EXERCISE TASK: Give a verbatim copy of the lines below, minus the pictures.

(Dataset rows)
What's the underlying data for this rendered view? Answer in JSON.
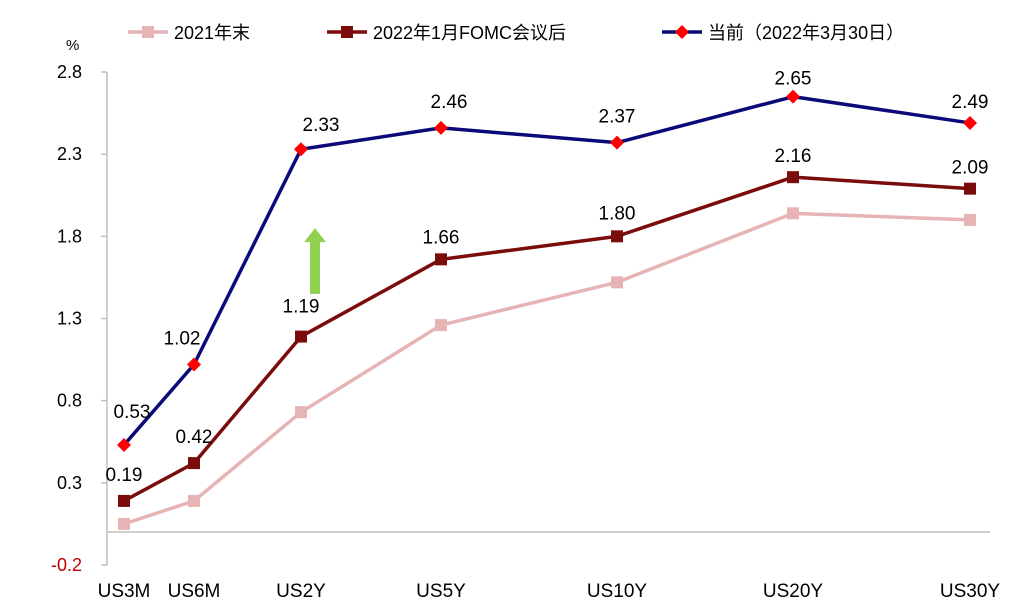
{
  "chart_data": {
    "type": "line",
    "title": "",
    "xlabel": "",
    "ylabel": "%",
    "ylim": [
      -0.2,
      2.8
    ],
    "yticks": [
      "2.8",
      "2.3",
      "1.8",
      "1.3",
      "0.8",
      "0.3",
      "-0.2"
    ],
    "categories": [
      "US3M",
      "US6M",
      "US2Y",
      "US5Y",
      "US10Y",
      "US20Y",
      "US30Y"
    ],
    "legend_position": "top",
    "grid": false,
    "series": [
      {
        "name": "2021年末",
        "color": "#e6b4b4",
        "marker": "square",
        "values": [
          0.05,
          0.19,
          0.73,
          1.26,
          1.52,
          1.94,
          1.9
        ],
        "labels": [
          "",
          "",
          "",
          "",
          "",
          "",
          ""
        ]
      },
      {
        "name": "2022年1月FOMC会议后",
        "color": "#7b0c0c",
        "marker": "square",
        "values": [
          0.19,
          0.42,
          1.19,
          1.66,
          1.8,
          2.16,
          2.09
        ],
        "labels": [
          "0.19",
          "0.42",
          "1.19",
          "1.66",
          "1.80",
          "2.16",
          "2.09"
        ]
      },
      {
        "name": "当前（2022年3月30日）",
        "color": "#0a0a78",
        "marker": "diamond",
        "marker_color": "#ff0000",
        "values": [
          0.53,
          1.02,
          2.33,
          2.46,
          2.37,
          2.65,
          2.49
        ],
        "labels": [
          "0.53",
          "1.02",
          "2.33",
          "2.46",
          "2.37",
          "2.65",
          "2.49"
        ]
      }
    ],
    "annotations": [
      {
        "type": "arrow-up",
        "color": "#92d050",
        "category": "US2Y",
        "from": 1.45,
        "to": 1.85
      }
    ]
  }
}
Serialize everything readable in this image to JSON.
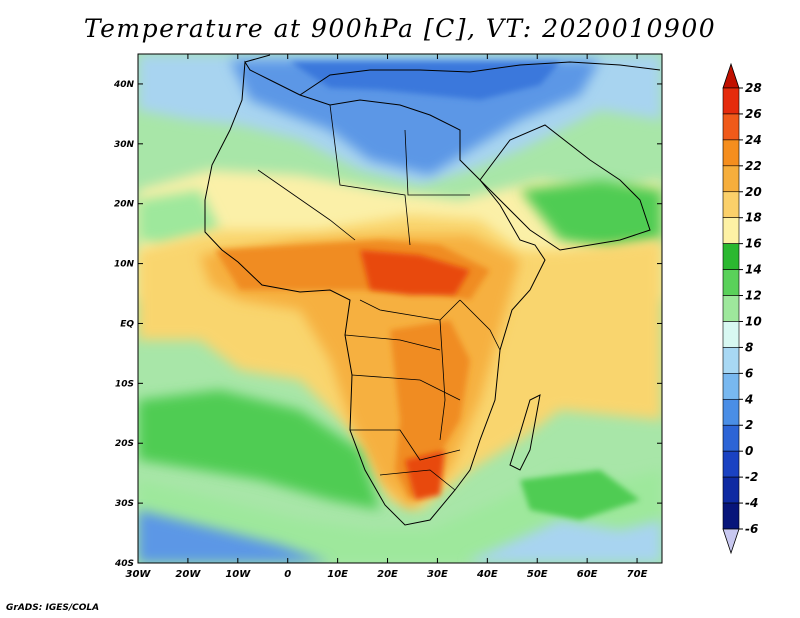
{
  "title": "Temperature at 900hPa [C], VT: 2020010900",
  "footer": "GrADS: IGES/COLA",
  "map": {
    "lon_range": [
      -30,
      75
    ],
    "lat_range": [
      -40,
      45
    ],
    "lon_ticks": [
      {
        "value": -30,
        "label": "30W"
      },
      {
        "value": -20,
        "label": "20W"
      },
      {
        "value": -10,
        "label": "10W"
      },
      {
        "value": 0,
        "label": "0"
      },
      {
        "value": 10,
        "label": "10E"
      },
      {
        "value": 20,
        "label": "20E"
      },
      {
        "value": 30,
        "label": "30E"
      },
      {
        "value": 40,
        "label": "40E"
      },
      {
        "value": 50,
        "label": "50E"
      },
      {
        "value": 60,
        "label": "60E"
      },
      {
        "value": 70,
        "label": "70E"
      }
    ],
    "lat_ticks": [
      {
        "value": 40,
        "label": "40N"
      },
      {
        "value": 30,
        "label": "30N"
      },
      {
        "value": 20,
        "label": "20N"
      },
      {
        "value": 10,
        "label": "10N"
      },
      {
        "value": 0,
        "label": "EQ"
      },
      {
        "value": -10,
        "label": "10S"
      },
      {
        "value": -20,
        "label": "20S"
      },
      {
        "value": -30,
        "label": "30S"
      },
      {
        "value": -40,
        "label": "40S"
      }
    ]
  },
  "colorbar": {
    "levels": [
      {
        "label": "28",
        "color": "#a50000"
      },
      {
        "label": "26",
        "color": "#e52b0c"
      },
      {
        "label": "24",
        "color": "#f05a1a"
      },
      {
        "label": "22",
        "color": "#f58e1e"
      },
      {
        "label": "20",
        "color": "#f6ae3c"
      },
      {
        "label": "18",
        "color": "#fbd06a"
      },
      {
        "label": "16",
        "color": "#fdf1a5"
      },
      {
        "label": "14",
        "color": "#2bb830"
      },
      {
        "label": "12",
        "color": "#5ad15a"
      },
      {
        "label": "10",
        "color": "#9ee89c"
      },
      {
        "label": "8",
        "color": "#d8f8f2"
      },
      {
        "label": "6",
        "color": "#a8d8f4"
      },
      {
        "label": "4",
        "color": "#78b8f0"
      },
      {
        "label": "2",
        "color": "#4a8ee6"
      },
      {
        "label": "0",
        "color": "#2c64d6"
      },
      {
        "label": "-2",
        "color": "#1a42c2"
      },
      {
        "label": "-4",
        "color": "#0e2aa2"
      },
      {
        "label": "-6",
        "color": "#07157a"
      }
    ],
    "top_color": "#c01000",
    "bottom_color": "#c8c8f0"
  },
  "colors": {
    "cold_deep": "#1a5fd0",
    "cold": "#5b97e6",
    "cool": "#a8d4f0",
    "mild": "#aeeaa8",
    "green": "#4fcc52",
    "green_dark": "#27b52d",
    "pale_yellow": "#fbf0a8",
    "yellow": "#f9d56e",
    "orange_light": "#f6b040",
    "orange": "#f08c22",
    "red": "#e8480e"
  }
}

EXPECTED OUTPUT:
What's the underlying data for this rendered view? Answer in JSON.
{
  "chart_data": {
    "type": "line",
    "title": "",
    "xlabel": "",
    "ylabel": "%",
    "ylim": [
      -0.2,
      2.8
    ],
    "yticks": [
      "2.8",
      "2.3",
      "1.8",
      "1.3",
      "0.8",
      "0.3",
      "-0.2"
    ],
    "categories": [
      "US3M",
      "US6M",
      "US2Y",
      "US5Y",
      "US10Y",
      "US20Y",
      "US30Y"
    ],
    "legend_position": "top",
    "grid": false,
    "series": [
      {
        "name": "2021年末",
        "color": "#e6b4b4",
        "marker": "square",
        "values": [
          0.05,
          0.19,
          0.73,
          1.26,
          1.52,
          1.94,
          1.9
        ],
        "labels": [
          "",
          "",
          "",
          "",
          "",
          "",
          ""
        ]
      },
      {
        "name": "2022年1月FOMC会议后",
        "color": "#7b0c0c",
        "marker": "square",
        "values": [
          0.19,
          0.42,
          1.19,
          1.66,
          1.8,
          2.16,
          2.09
        ],
        "labels": [
          "0.19",
          "0.42",
          "1.19",
          "1.66",
          "1.80",
          "2.16",
          "2.09"
        ]
      },
      {
        "name": "当前（2022年3月30日）",
        "color": "#0a0a78",
        "marker": "diamond",
        "marker_color": "#ff0000",
        "values": [
          0.53,
          1.02,
          2.33,
          2.46,
          2.37,
          2.65,
          2.49
        ],
        "labels": [
          "0.53",
          "1.02",
          "2.33",
          "2.46",
          "2.37",
          "2.65",
          "2.49"
        ]
      }
    ],
    "annotations": [
      {
        "type": "arrow-up",
        "color": "#92d050",
        "category": "US2Y",
        "from": 1.45,
        "to": 1.85
      }
    ]
  }
}
Serialize everything readable in this image to JSON.
{
  "title": "Temperature at 900hPa [C], VT: 2020010900",
  "footer": "GrADS: IGES/COLA",
  "map": {
    "lon_range": [
      -30,
      75
    ],
    "lat_range": [
      -40,
      45
    ],
    "lon_ticks": [
      {
        "value": -30,
        "label": "30W"
      },
      {
        "value": -20,
        "label": "20W"
      },
      {
        "value": -10,
        "label": "10W"
      },
      {
        "value": 0,
        "label": "0"
      },
      {
        "value": 10,
        "label": "10E"
      },
      {
        "value": 20,
        "label": "20E"
      },
      {
        "value": 30,
        "label": "30E"
      },
      {
        "value": 40,
        "label": "40E"
      },
      {
        "value": 50,
        "label": "50E"
      },
      {
        "value": 60,
        "label": "60E"
      },
      {
        "value": 70,
        "label": "70E"
      }
    ],
    "lat_ticks": [
      {
        "value": 40,
        "label": "40N"
      },
      {
        "value": 30,
        "label": "30N"
      },
      {
        "value": 20,
        "label": "20N"
      },
      {
        "value": 10,
        "label": "10N"
      },
      {
        "value": 0,
        "label": "EQ"
      },
      {
        "value": -10,
        "label": "10S"
      },
      {
        "value": -20,
        "label": "20S"
      },
      {
        "value": -30,
        "label": "30S"
      },
      {
        "value": -40,
        "label": "40S"
      }
    ]
  },
  "colorbar": {
    "levels": [
      {
        "label": "28",
        "color": "#a50000"
      },
      {
        "label": "26",
        "color": "#e52b0c"
      },
      {
        "label": "24",
        "color": "#f05a1a"
      },
      {
        "label": "22",
        "color": "#f58e1e"
      },
      {
        "label": "20",
        "color": "#f6ae3c"
      },
      {
        "label": "18",
        "color": "#fbd06a"
      },
      {
        "label": "16",
        "color": "#fdf1a5"
      },
      {
        "label": "14",
        "color": "#2bb830"
      },
      {
        "label": "12",
        "color": "#5ad15a"
      },
      {
        "label": "10",
        "color": "#9ee89c"
      },
      {
        "label": "8",
        "color": "#d8f8f2"
      },
      {
        "label": "6",
        "color": "#a8d8f4"
      },
      {
        "label": "4",
        "color": "#78b8f0"
      },
      {
        "label": "2",
        "color": "#4a8ee6"
      },
      {
        "label": "0",
        "color": "#2c64d6"
      },
      {
        "label": "-2",
        "color": "#1a42c2"
      },
      {
        "label": "-4",
        "color": "#0e2aa2"
      },
      {
        "label": "-6",
        "color": "#07157a"
      }
    ],
    "top_color": "#c01000",
    "bottom_color": "#c8c8f0"
  },
  "colors": {
    "cold_deep": "#1a5fd0",
    "cold": "#5b97e6",
    "cool": "#a8d4f0",
    "mild": "#aeeaa8",
    "green": "#4fcc52",
    "green_dark": "#27b52d",
    "pale_yellow": "#fbf0a8",
    "yellow": "#f9d56e",
    "orange_light": "#f6b040",
    "orange": "#f08c22",
    "red": "#e8480e"
  }
}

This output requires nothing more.